#### Exercise details:
Only the lines from the one containing "Enumerate this screenshot's" through the end of the records should be retyped, exactly and including both ends; pictures stay out.

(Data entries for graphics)
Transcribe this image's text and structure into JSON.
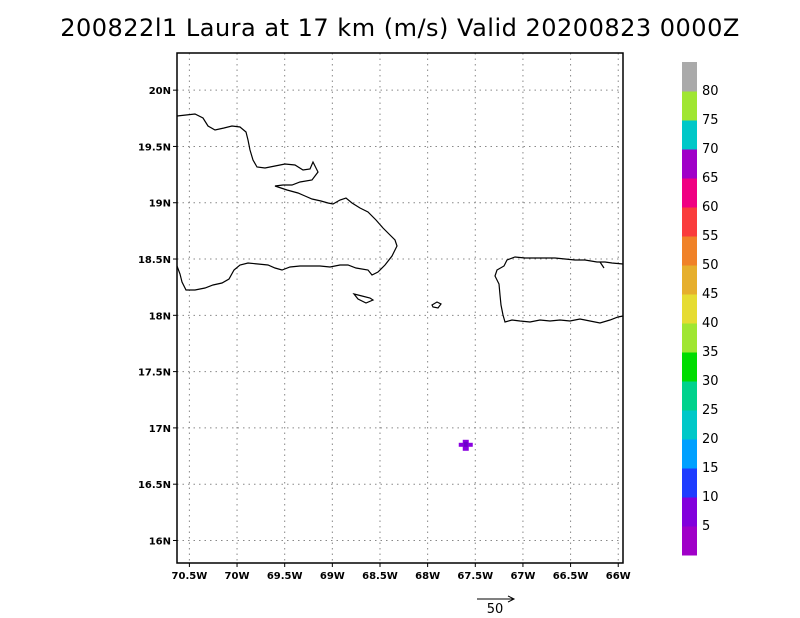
{
  "title": "200822l1 Laura at 17 km (m/s) Valid 20200823 0000Z",
  "map": {
    "lon_range": [
      -70.63,
      -65.95
    ],
    "lat_range": [
      15.8,
      20.33
    ],
    "x_ticks": [
      {
        "lon": -70.5,
        "label": "70.5W"
      },
      {
        "lon": -70.0,
        "label": "70W"
      },
      {
        "lon": -69.5,
        "label": "69.5W"
      },
      {
        "lon": -69.0,
        "label": "69W"
      },
      {
        "lon": -68.5,
        "label": "68.5W"
      },
      {
        "lon": -68.0,
        "label": "68W"
      },
      {
        "lon": -67.5,
        "label": "67.5W"
      },
      {
        "lon": -67.0,
        "label": "67W"
      },
      {
        "lon": -66.5,
        "label": "66.5W"
      },
      {
        "lon": -66.0,
        "label": "66W"
      }
    ],
    "y_ticks": [
      {
        "lat": 20.0,
        "label": "20N"
      },
      {
        "lat": 19.5,
        "label": "19.5N"
      },
      {
        "lat": 19.0,
        "label": "19N"
      },
      {
        "lat": 18.5,
        "label": "18.5N"
      },
      {
        "lat": 18.0,
        "label": "18N"
      },
      {
        "lat": 17.5,
        "label": "17.5N"
      },
      {
        "lat": 17.0,
        "label": "17N"
      },
      {
        "lat": 16.5,
        "label": "16.5N"
      },
      {
        "lat": 16.0,
        "label": "16N"
      }
    ],
    "grid": "dotted",
    "wind_blob": {
      "lon": -67.6,
      "lat": 16.85,
      "color": "#8a00e0"
    }
  },
  "colorbar": {
    "colors": [
      "#a000c8",
      "#8200dc",
      "#1e3cff",
      "#00a0ff",
      "#00c8c8",
      "#00d28c",
      "#00dc00",
      "#a0e632",
      "#e6dc32",
      "#e6af2d",
      "#f08228",
      "#fa3c3c",
      "#f00082",
      "#a000c8",
      "#00c8c8",
      "#a0e632",
      "#aaaaaa"
    ],
    "labels": [
      "5",
      "10",
      "15",
      "20",
      "25",
      "30",
      "35",
      "40",
      "45",
      "50",
      "55",
      "60",
      "65",
      "70",
      "75",
      "80"
    ]
  },
  "vector_reference": {
    "label": "50"
  }
}
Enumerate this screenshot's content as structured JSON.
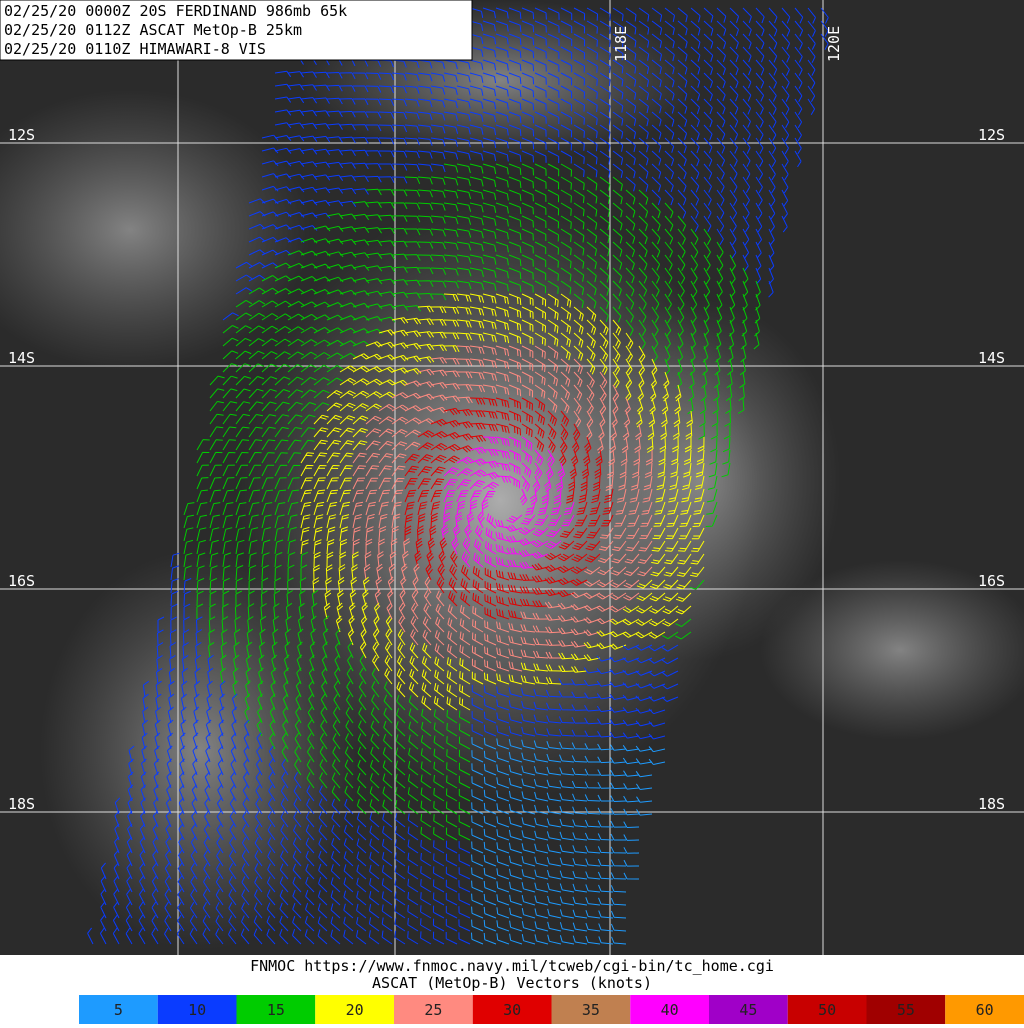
{
  "header": {
    "lines": [
      "02/25/20 0000Z  20S FERDINAND 986mb 65k",
      "02/25/20 0112Z  ASCAT MetOp-B 25km",
      "02/25/20 0110Z  HIMAWARI-8 VIS"
    ]
  },
  "map": {
    "lat_labels": [
      "12S",
      "14S",
      "16S",
      "18S"
    ],
    "lon_labels": [
      "118E",
      "120E"
    ]
  },
  "footer": {
    "source": "FNMOC https://www.fnmoc.navy.mil/tcweb/cgi-bin/tc_home.cgi",
    "caption": "ASCAT (MetOp-B) Vectors (knots)"
  },
  "legend": {
    "items": [
      {
        "label": "5",
        "color": "#1e9bff"
      },
      {
        "label": "10",
        "color": "#0a3cff"
      },
      {
        "label": "15",
        "color": "#00cc00"
      },
      {
        "label": "20",
        "color": "#ffff00"
      },
      {
        "label": "25",
        "color": "#ff8a80"
      },
      {
        "label": "30",
        "color": "#e00000"
      },
      {
        "label": "35",
        "color": "#c08050"
      },
      {
        "label": "40",
        "color": "#ff00ff"
      },
      {
        "label": "45",
        "color": "#a000c8"
      },
      {
        "label": "50",
        "color": "#c80000"
      },
      {
        "label": "55",
        "color": "#a00000"
      },
      {
        "label": "60",
        "color": "#ff9900"
      }
    ]
  }
}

#### Answer to the exercise:
Enumerate this screenshot's content as structured JSON.
{
  "header": {
    "lines": [
      "02/25/20 0000Z  20S FERDINAND 986mb 65k",
      "02/25/20 0112Z  ASCAT MetOp-B 25km",
      "02/25/20 0110Z  HIMAWARI-8 VIS"
    ]
  },
  "map": {
    "lat_labels": [
      "12S",
      "14S",
      "16S",
      "18S"
    ],
    "lon_labels": [
      "118E",
      "120E"
    ]
  },
  "footer": {
    "source": "FNMOC https://www.fnmoc.navy.mil/tcweb/cgi-bin/tc_home.cgi",
    "caption": "ASCAT (MetOp-B) Vectors (knots)"
  },
  "legend": {
    "items": [
      {
        "label": "5",
        "color": "#1e9bff"
      },
      {
        "label": "10",
        "color": "#0a3cff"
      },
      {
        "label": "15",
        "color": "#00cc00"
      },
      {
        "label": "20",
        "color": "#ffff00"
      },
      {
        "label": "25",
        "color": "#ff8a80"
      },
      {
        "label": "30",
        "color": "#e00000"
      },
      {
        "label": "35",
        "color": "#c08050"
      },
      {
        "label": "40",
        "color": "#ff00ff"
      },
      {
        "label": "45",
        "color": "#a000c8"
      },
      {
        "label": "50",
        "color": "#c80000"
      },
      {
        "label": "55",
        "color": "#a00000"
      },
      {
        "label": "60",
        "color": "#ff9900"
      }
    ]
  }
}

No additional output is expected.